Entries with figure data:
------------------------------------------------------------------------

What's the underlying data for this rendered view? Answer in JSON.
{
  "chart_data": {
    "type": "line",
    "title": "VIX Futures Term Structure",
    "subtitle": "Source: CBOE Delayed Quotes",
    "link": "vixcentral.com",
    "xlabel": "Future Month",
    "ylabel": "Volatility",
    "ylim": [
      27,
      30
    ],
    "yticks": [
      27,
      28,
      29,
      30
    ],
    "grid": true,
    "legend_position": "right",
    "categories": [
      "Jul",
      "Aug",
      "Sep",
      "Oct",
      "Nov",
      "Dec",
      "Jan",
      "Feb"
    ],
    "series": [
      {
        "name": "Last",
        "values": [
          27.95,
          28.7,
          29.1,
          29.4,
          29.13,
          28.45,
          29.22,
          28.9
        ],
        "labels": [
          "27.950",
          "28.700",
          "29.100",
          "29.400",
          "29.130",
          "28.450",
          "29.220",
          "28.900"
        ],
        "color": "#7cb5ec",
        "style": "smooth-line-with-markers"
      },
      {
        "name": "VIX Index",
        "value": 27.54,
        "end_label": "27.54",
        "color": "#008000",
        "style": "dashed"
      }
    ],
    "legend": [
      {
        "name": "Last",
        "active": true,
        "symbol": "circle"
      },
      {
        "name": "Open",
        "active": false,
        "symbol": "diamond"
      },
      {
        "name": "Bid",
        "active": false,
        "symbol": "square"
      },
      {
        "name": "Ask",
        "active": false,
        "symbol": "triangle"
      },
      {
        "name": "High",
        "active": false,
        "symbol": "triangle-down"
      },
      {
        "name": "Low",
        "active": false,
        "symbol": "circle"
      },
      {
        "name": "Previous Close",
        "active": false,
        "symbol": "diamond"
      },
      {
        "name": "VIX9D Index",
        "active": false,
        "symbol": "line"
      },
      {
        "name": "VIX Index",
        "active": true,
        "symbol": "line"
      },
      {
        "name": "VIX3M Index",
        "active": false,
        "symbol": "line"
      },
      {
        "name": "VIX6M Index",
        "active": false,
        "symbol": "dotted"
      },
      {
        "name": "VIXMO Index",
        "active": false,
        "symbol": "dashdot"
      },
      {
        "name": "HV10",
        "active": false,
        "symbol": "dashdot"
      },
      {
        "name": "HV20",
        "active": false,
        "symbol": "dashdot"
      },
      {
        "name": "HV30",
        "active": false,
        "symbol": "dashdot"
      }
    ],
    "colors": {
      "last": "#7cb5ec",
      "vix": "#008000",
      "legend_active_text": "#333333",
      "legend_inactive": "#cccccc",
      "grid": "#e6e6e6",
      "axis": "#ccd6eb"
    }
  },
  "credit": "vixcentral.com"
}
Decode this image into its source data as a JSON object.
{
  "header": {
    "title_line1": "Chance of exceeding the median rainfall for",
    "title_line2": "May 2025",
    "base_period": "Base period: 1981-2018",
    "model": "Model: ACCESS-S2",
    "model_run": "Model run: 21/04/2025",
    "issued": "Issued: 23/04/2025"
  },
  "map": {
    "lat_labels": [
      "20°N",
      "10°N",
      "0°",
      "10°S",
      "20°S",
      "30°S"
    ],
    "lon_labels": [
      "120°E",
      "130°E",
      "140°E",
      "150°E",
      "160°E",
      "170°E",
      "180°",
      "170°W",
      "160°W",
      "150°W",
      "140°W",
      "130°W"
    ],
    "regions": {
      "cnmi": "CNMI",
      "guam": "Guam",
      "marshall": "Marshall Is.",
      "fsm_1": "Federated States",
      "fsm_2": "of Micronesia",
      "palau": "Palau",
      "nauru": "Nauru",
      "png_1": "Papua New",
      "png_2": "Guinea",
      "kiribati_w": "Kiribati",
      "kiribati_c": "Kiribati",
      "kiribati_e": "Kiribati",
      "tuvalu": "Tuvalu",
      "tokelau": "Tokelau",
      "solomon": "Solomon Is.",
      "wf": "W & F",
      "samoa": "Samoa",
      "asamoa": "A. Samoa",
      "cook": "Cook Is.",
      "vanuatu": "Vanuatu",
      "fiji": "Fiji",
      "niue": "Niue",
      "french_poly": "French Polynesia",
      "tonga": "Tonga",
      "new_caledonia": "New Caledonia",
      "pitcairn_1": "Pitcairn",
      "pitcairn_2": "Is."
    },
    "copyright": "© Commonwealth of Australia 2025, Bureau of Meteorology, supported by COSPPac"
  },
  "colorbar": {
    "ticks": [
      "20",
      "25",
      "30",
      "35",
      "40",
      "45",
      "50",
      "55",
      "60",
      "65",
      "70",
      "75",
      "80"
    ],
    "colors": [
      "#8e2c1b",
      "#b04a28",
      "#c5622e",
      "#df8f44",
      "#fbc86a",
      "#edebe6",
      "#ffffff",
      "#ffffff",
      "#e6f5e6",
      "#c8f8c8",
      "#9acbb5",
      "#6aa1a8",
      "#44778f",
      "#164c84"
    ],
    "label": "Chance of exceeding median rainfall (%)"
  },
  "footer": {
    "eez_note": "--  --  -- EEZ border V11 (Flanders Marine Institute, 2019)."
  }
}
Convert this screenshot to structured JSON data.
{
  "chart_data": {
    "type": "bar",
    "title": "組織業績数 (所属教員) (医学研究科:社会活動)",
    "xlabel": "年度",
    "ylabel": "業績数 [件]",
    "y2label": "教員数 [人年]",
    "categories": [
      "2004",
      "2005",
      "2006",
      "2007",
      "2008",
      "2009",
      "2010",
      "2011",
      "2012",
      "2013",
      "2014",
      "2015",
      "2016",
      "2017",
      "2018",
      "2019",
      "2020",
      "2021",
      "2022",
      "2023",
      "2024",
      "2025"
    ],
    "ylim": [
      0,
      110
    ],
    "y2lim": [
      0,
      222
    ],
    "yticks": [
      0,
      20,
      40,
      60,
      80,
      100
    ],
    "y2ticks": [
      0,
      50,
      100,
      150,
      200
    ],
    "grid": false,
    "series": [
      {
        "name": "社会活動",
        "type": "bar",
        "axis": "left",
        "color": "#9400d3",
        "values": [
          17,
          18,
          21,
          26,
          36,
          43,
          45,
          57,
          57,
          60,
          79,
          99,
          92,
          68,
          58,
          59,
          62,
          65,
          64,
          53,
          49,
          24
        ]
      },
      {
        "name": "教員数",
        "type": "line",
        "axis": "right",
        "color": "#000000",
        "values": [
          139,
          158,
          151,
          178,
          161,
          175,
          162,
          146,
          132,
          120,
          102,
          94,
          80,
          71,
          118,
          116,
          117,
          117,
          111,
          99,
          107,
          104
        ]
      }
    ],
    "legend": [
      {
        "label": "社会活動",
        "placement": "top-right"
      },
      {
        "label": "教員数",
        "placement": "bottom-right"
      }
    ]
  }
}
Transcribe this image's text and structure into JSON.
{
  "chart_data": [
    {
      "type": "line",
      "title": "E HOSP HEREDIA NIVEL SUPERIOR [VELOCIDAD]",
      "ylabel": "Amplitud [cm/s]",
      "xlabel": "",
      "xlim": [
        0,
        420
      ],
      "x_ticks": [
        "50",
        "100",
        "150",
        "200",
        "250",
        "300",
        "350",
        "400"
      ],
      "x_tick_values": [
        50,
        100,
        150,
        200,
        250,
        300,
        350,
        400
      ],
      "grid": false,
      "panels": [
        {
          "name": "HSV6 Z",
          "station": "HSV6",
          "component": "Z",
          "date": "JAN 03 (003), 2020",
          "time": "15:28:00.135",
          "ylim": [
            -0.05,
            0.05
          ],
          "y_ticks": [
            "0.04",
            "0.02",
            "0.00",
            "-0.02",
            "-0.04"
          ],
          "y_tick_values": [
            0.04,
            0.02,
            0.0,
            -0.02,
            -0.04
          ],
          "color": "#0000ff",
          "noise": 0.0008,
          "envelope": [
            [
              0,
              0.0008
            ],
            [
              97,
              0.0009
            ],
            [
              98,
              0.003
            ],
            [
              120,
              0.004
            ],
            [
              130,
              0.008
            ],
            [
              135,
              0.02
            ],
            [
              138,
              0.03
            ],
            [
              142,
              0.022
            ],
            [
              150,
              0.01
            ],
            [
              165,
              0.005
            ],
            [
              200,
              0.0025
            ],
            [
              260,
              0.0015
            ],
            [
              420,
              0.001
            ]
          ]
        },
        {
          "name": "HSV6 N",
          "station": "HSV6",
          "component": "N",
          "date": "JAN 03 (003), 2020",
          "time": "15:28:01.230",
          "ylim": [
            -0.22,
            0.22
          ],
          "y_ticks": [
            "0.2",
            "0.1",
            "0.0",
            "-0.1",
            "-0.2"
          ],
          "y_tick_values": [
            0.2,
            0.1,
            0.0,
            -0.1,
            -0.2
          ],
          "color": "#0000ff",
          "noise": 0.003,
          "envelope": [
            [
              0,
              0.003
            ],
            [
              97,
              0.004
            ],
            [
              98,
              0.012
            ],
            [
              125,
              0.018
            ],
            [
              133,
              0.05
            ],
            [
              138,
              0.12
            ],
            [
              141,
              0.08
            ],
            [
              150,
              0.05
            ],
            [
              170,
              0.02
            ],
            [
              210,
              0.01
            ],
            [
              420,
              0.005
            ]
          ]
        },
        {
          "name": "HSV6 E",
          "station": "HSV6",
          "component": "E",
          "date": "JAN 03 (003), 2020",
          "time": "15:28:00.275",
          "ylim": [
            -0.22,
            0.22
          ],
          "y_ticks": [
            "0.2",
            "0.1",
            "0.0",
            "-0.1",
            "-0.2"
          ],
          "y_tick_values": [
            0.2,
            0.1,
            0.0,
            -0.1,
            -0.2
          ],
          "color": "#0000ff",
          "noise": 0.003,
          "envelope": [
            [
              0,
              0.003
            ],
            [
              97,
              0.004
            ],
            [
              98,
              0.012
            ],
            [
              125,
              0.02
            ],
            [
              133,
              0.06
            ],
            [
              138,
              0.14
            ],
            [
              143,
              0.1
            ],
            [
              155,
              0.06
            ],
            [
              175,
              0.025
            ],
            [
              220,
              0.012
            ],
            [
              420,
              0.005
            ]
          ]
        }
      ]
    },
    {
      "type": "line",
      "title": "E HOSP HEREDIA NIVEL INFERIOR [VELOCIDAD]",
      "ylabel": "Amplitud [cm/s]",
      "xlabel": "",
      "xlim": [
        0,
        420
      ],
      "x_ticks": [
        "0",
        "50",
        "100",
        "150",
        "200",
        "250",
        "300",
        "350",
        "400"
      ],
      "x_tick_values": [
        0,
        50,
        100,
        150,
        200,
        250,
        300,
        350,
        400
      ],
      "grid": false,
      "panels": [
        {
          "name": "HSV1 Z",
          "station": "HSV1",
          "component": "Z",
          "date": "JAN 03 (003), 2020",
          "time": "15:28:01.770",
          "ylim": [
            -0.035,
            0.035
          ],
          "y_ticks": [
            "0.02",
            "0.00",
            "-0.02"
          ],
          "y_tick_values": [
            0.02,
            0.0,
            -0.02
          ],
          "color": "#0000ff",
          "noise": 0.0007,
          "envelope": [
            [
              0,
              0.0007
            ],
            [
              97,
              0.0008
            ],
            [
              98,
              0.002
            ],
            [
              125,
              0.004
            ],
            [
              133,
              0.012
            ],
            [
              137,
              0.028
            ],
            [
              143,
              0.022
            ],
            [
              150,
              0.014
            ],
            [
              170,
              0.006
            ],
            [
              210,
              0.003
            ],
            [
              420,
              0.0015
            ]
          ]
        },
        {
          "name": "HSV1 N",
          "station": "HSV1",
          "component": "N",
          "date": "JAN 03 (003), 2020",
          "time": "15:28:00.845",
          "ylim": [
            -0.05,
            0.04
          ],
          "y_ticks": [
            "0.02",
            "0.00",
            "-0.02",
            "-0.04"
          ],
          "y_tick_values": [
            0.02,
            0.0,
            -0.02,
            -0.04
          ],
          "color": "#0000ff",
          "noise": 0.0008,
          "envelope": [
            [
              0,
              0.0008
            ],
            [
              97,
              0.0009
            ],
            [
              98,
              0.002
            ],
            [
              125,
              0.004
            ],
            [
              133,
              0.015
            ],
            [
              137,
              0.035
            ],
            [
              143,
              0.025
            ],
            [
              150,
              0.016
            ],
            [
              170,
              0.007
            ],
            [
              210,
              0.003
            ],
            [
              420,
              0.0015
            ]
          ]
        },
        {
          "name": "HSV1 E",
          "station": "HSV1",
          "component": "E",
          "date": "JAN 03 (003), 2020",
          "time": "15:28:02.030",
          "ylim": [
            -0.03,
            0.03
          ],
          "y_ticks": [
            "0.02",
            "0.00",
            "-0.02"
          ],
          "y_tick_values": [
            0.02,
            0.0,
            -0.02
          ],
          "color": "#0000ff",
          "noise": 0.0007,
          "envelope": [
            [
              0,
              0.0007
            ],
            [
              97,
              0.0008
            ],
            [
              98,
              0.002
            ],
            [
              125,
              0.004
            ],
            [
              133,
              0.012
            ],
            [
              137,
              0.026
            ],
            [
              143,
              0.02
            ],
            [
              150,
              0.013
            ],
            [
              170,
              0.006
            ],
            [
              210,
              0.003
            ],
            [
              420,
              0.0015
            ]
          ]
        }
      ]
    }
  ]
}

------------------------------------------------------------------------

Using the listing above, return all lines where the word "ylabel" occurs.

    "ylabel": "Volatility",
    "ylabel": "業績数 [件]",
      "ylabel": "Amplitud [cm/s]",
      "ylabel": "Amplitud [cm/s]",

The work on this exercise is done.